--- START Source records ---

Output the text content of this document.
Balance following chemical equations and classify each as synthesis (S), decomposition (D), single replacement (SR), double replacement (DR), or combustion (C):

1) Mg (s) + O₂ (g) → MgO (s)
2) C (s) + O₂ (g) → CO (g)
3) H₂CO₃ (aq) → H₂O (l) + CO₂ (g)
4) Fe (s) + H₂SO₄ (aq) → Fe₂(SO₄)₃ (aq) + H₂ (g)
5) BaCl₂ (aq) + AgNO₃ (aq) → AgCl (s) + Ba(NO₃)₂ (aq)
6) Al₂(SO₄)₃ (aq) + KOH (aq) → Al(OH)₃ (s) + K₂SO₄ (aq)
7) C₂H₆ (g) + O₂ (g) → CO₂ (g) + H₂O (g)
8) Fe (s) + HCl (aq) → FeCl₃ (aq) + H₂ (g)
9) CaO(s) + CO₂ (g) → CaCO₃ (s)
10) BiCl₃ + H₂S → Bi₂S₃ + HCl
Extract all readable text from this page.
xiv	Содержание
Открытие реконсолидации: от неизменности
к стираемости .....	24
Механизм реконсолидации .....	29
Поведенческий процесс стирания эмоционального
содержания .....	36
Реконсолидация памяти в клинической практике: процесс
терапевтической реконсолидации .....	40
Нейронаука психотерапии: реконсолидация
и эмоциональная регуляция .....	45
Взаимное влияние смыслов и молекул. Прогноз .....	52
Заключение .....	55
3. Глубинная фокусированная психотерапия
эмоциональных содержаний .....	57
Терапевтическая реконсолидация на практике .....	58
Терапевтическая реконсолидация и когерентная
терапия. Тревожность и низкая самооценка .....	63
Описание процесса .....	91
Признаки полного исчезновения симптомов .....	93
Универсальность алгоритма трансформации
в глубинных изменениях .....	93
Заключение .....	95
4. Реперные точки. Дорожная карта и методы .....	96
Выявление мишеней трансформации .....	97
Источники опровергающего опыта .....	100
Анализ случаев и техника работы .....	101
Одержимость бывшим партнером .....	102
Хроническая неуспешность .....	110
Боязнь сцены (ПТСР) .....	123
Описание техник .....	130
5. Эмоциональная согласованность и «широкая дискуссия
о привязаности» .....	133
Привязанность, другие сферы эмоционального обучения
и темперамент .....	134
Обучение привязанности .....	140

--- END Source records ---

*Exercise description*:
Print the listing above in its entirety, with every line exact.

*Solution to this task*:
Output the text content of this document.
Balance following chemical equations and classify each as synthesis (S), decomposition (D), single replacement (SR), double replacement (DR), or combustion (C):

1) Mg (s) + O₂ (g) → MgO (s)
2) C (s) + O₂ (g) → CO (g)
3) H₂CO₃ (aq) → H₂O (l) + CO₂ (g)
4) Fe (s) + H₂SO₄ (aq) → Fe₂(SO₄)₃ (aq) + H₂ (g)
5) BaCl₂ (aq) + AgNO₃ (aq) → AgCl (s) + Ba(NO₃)₂ (aq)
6) Al₂(SO₄)₃ (aq) + KOH (aq) → Al(OH)₃ (s) + K₂SO₄ (aq)
7) C₂H₆ (g) + O₂ (g) → CO₂ (g) + H₂O (g)
8) Fe (s) + HCl (aq) → FeCl₃ (aq) + H₂ (g)
9) CaO(s) + CO₂ (g) → CaCO₃ (s)
10) BiCl₃ + H₂S → Bi₂S₃ + HCl
Extract all readable text from this page.
xiv	Содержание
Открытие реконсолидации: от неизменности
к стираемости .....	24
Механизм реконсолидации .....	29
Поведенческий процесс стирания эмоционального
содержания .....	36
Реконсолидация памяти в клинической практике: процесс
терапевтической реконсолидации .....	40
Нейронаука психотерапии: реконсолидация
и эмоциональная регуляция .....	45
Взаимное влияние смыслов и молекул. Прогноз .....	52
Заключение .....	55
3. Глубинная фокусированная психотерапия
эмоциональных содержаний .....	57
Терапевтическая реконсолидация на практике .....	58
Терапевтическая реконсолидация и когерентная
терапия. Тревожность и низкая самооценка .....	63
Описание процесса .....	91
Признаки полного исчезновения симптомов .....	93
Универсальность алгоритма трансформации
в глубинных изменениях .....	93
Заключение .....	95
4. Реперные точки. Дорожная карта и методы .....	96
Выявление мишеней трансформации .....	97
Источники опровергающего опыта .....	100
Анализ случаев и техника работы .....	101
Одержимость бывшим партнером .....	102
Хроническая неуспешность .....	110
Боязнь сцены (ПТСР) .....	123
Описание техник .....	130
5. Эмоциональная согласованность и «широкая дискуссия
о привязаности» .....	133
Привязанность, другие сферы эмоционального обучения
и темперамент .....	134
Обучение привязанности .....	140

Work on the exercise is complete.